=== Goal of the exercise ===
Please retype the records below exactly, leaving out any pictures.
■ ■ ■
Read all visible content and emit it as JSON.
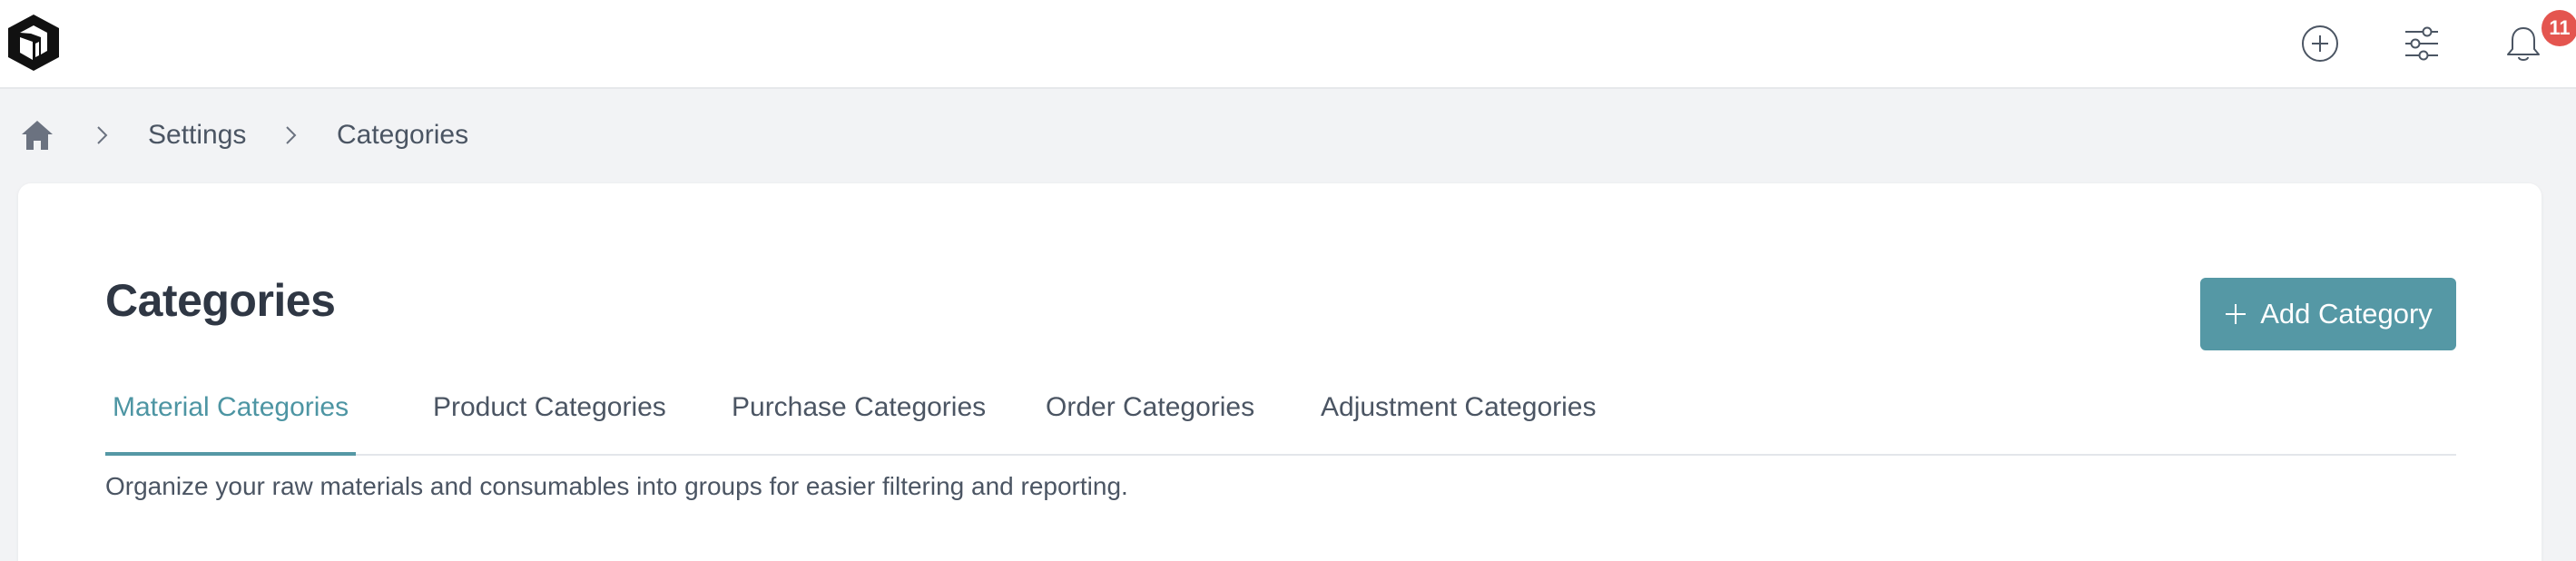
{
  "topbar": {
    "logo_icon": "cube-logo-icon",
    "icons": [
      "plus-circle-icon",
      "sliders-icon",
      "bell-icon"
    ],
    "notification_count": "11",
    "badge_color": "#e4554f"
  },
  "breadcrumb": {
    "home_icon": "home-icon",
    "items": [
      "Settings",
      "Categories"
    ]
  },
  "page": {
    "title": "Categories",
    "add_button_label": "Add Category",
    "accent_color": "#5598a5",
    "tabs": [
      {
        "label": "Material Categories",
        "active": true
      },
      {
        "label": "Product Categories",
        "active": false
      },
      {
        "label": "Purchase Categories",
        "active": false
      },
      {
        "label": "Order Categories",
        "active": false
      },
      {
        "label": "Adjustment Categories",
        "active": false
      }
    ],
    "description": "Organize your raw materials and consumables into groups for easier filtering and reporting."
  }
}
■ ■ ■
=== Full answer ===
Read all visible content and emit it as JSON.
{
  "topbar": {
    "logo_icon": "cube-logo-icon",
    "icons": [
      "plus-circle-icon",
      "sliders-icon",
      "bell-icon"
    ],
    "notification_count": "11",
    "badge_color": "#e4554f"
  },
  "breadcrumb": {
    "home_icon": "home-icon",
    "items": [
      "Settings",
      "Categories"
    ]
  },
  "page": {
    "title": "Categories",
    "add_button_label": "Add Category",
    "accent_color": "#5598a5",
    "tabs": [
      {
        "label": "Material Categories",
        "active": true
      },
      {
        "label": "Product Categories",
        "active": false
      },
      {
        "label": "Purchase Categories",
        "active": false
      },
      {
        "label": "Order Categories",
        "active": false
      },
      {
        "label": "Adjustment Categories",
        "active": false
      }
    ],
    "description": "Organize your raw materials and consumables into groups for easier filtering and reporting."
  }
}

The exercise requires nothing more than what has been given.